Saved data entries>

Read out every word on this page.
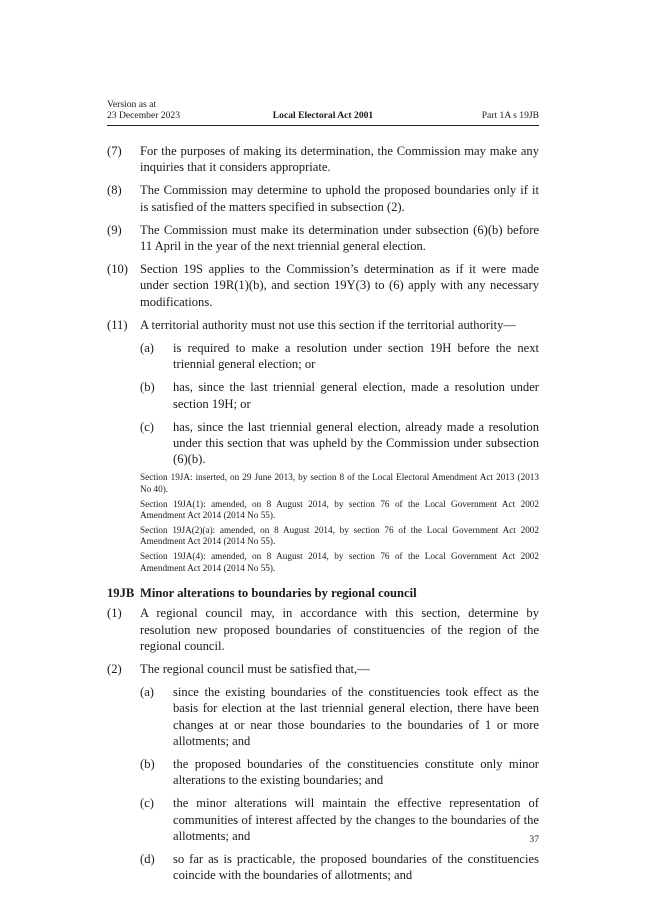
Version as at
23 December 2023	Local Electoral Act 2001	Part 1A s 19JB
(7) For the purposes of making its determination, the Commission may make any inquiries that it considers appropriate.
(8) The Commission may determine to uphold the proposed boundaries only if it is satisfied of the matters specified in subsection (2).
(9) The Commission must make its determination under subsection (6)(b) before 11 April in the year of the next triennial general election.
(10) Section 19S applies to the Commission’s determination as if it were made under section 19R(1)(b), and section 19Y(3) to (6) apply with any necessary modifications.
(11) A territorial authority must not use this section if the territorial authority—
(a) is required to make a resolution under section 19H before the next triennial general election; or
(b) has, since the last triennial general election, made a resolution under section 19H; or
(c) has, since the last triennial general election, already made a resolution under this section that was upheld by the Commission under subsection (6)(b).
Section 19JA: inserted, on 29 June 2013, by section 8 of the Local Electoral Amendment Act 2013 (2013 No 40).
Section 19JA(1): amended, on 8 August 2014, by section 76 of the Local Government Act 2002 Amendment Act 2014 (2014 No 55).
Section 19JA(2)(a): amended, on 8 August 2014, by section 76 of the Local Government Act 2002 Amendment Act 2014 (2014 No 55).
Section 19JA(4): amended, on 8 August 2014, by section 76 of the Local Government Act 2002 Amendment Act 2014 (2014 No 55).
19JB Minor alterations to boundaries by regional council
(1) A regional council may, in accordance with this section, determine by resolution new proposed boundaries of constituencies of the region of the regional council.
(2) The regional council must be satisfied that,—
(a) since the existing boundaries of the constituencies took effect as the basis for election at the last triennial general election, there have been changes at or near those boundaries to the boundaries of 1 or more allotments; and
(b) the proposed boundaries of the constituencies constitute only minor alterations to the existing boundaries; and
(c) the minor alterations will maintain the effective representation of communities of interest affected by the changes to the boundaries of the allotments; and
(d) so far as is practicable, the proposed boundaries of the constituencies coincide with the boundaries of allotments; and
37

Problem details>
Look through the records and gather every line containing "proposed".

Answer for the task>
(8) The Commission may determine to uphold the proposed boundaries only if it is satisfied of the matters specified in subsection (2).
(1) A regional council may, in accordance with this section, determine by resolution new proposed boundaries of constituencies of the region of the regional council.
(b) the proposed boundaries of the constituencies constitute only minor alterations to the existing boundaries; and
(d) so far as is practicable, the proposed boundaries of the constituencies coincide with the boundaries of allotments; and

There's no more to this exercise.